▶ **TEXT TO READ**:
---

Single by Niall Horan

from the album Dinner Party
- Released: 23 April 2026
- Length: 3:38
- Label: Capitol
- Songwriters: Niall Horan; Ian Franzino; Andrew Haas; Rocky Block; Steph Jones;
- Producers: Afterhrs; John Ryan; Julian Bunetta;

Niall Horan singles chronology
| "Dinner Party" (2026) | "Little More Time" (2026) | "End of an Era" (2026) |

Music video
- "Little More Time (Seaside Visual)" on YouTube

= Little More Time =

2026 single by Niall Horan

"Little More Time" is a song by Irish singer-songwriter Niall Horan, released on 23 April 2026 through Capitol Records as the second single from his fourth studio album, Dinner Party.

==Background==
The single was written by Horan himself, along with Afterhrs (Ian Franzino, Andrew Haas), Rocky Block, and Steph Jones. About the single, Horan said, "'Little More Time' is a song about wanting time to stand still. If you could just press pause and the world would stop yet you could still live within the world like no one was watching. I spend a lot of time away from home. So having found roots and wanting to be at home more, I felt compelled to write a song about the smaller moments and wishing that you could just stay in them."

---

▶ **EXERCISES**:
1. Answer these from the text on "Little More Time":
(a) Which label released the song?
(b) In the singles chronology, which single comes after it?
(c) In Horan's own words, what is the song about?
2. Summarize the text on "Little More Time" in two sentences.

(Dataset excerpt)
---

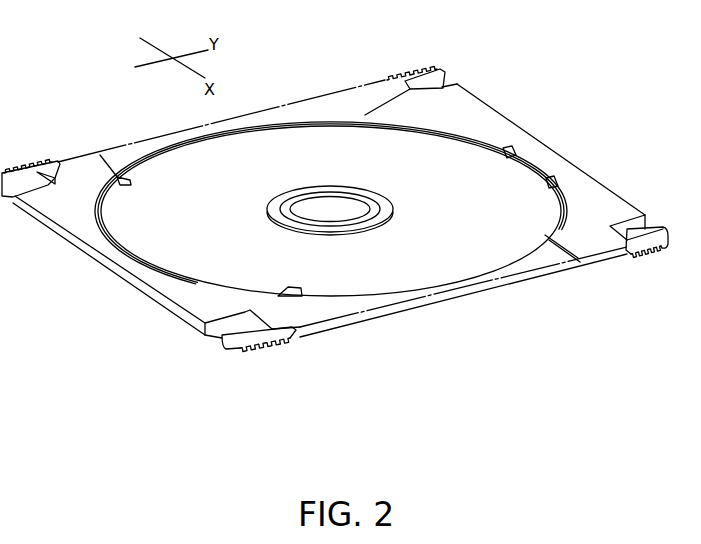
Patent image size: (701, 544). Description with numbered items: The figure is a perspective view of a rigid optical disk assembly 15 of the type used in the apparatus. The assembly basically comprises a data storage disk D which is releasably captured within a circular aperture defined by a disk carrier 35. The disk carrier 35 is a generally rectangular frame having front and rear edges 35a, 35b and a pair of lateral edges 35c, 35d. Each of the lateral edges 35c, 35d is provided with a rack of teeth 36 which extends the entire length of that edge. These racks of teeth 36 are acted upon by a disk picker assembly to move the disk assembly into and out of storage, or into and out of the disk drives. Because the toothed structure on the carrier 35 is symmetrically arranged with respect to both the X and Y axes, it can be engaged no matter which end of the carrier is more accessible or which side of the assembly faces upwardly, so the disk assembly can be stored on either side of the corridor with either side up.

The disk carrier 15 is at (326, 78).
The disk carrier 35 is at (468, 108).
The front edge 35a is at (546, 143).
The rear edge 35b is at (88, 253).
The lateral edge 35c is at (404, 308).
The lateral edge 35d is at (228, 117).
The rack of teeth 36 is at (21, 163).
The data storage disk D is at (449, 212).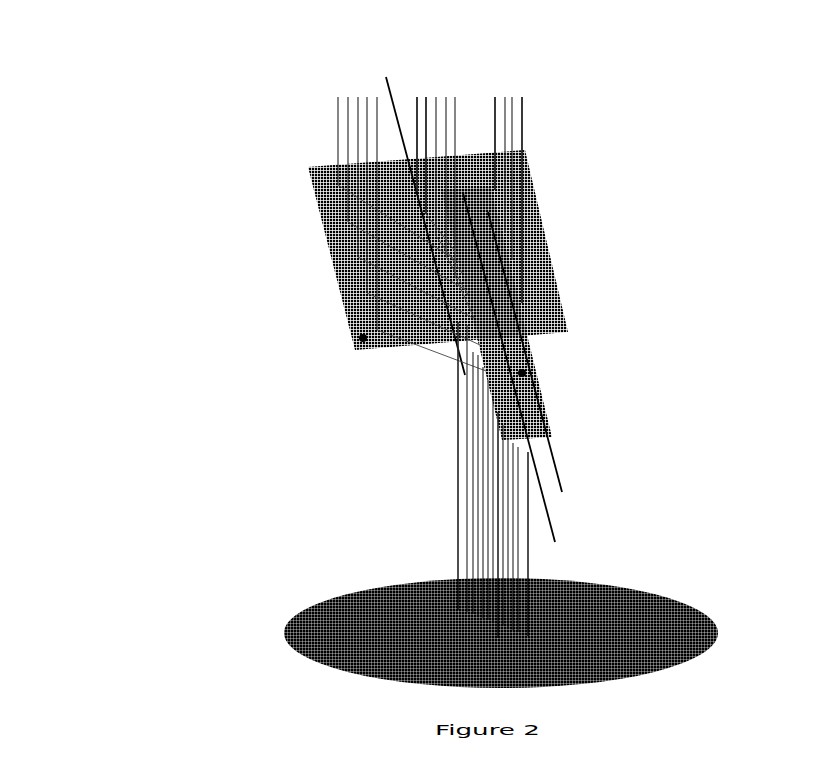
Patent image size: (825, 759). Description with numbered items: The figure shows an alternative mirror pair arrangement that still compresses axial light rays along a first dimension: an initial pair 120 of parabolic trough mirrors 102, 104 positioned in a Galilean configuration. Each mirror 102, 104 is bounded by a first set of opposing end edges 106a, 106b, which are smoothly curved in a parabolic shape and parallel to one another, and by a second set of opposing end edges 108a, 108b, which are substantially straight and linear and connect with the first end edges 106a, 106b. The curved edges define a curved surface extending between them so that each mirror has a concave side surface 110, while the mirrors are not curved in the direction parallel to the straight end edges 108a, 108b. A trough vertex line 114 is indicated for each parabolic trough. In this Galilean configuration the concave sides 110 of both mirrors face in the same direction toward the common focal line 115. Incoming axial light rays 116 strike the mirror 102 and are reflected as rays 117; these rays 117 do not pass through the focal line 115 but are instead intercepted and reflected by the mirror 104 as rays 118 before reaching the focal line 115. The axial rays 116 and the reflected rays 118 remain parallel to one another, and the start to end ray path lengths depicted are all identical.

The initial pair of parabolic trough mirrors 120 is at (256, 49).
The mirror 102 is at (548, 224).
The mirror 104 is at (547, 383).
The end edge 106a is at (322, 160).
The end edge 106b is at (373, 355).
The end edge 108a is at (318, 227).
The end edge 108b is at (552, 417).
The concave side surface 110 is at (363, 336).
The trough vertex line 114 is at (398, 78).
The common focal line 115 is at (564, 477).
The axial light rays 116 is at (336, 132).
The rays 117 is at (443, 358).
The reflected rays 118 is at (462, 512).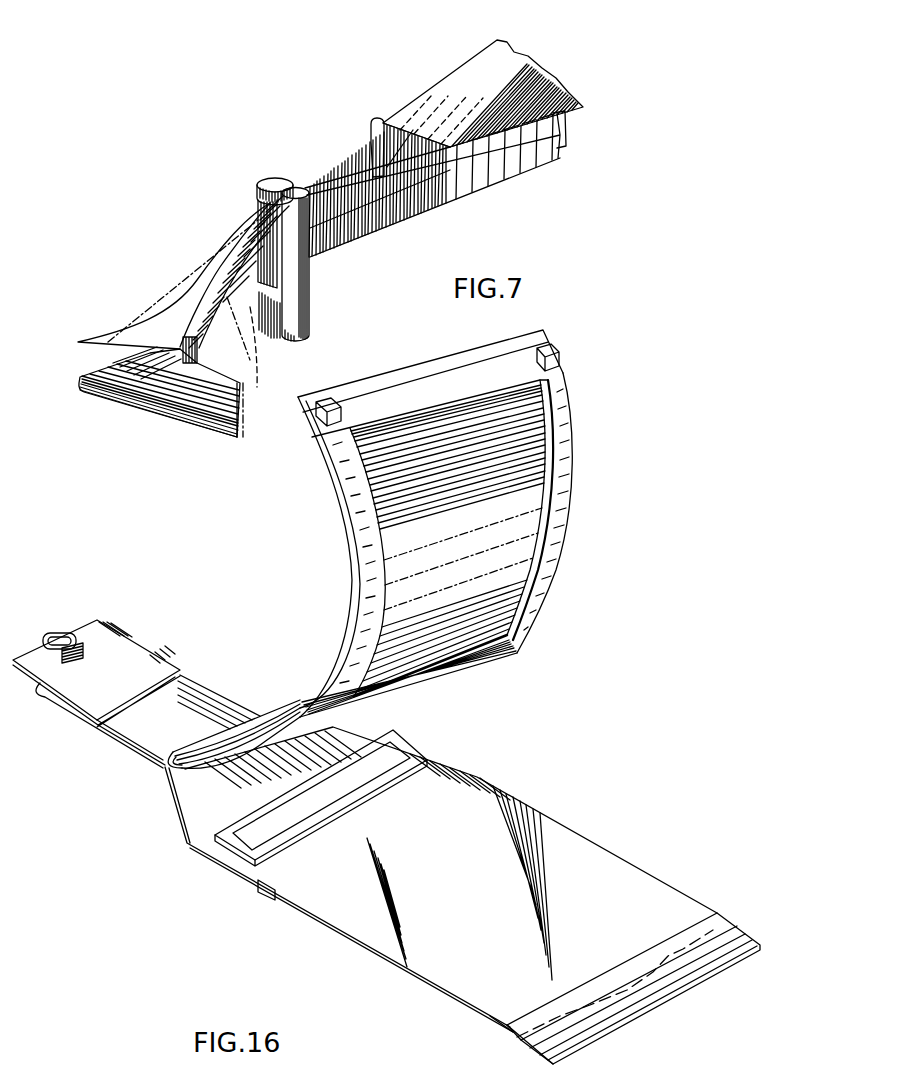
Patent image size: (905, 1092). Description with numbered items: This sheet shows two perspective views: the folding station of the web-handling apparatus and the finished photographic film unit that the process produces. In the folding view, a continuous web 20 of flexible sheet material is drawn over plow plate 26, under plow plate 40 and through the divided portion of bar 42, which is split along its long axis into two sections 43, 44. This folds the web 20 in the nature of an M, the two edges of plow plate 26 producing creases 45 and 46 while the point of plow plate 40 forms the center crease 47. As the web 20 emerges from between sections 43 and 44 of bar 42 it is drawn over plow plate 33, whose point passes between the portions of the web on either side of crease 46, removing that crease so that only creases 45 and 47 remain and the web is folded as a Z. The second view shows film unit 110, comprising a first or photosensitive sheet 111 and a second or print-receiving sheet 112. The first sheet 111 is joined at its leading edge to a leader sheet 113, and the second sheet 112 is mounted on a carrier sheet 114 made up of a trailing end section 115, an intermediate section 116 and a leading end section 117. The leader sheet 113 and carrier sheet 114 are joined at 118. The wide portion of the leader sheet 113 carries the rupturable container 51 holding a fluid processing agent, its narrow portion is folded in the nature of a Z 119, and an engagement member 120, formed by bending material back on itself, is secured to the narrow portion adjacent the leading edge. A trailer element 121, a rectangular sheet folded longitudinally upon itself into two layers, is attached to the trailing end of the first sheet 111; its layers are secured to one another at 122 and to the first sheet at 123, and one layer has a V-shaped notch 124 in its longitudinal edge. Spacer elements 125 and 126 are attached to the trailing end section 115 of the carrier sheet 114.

---

▶ **THE SOLUTIONS**:
1.
(a) Capitol Records.
(b) "End of an Era."
(c) Wanting time to stand still.

2. "Little More Time" is a song by Irish singer-songwriter Niall Horan, released on 23 April 2026 through Capitol Records as the second single from his fourth studio album, Dinner Party. Horan wrote it with Afterhrs, Rocky Block, and Steph Jones, and he has described it as a song about wanting time to stand still and staying in the smaller moments at home.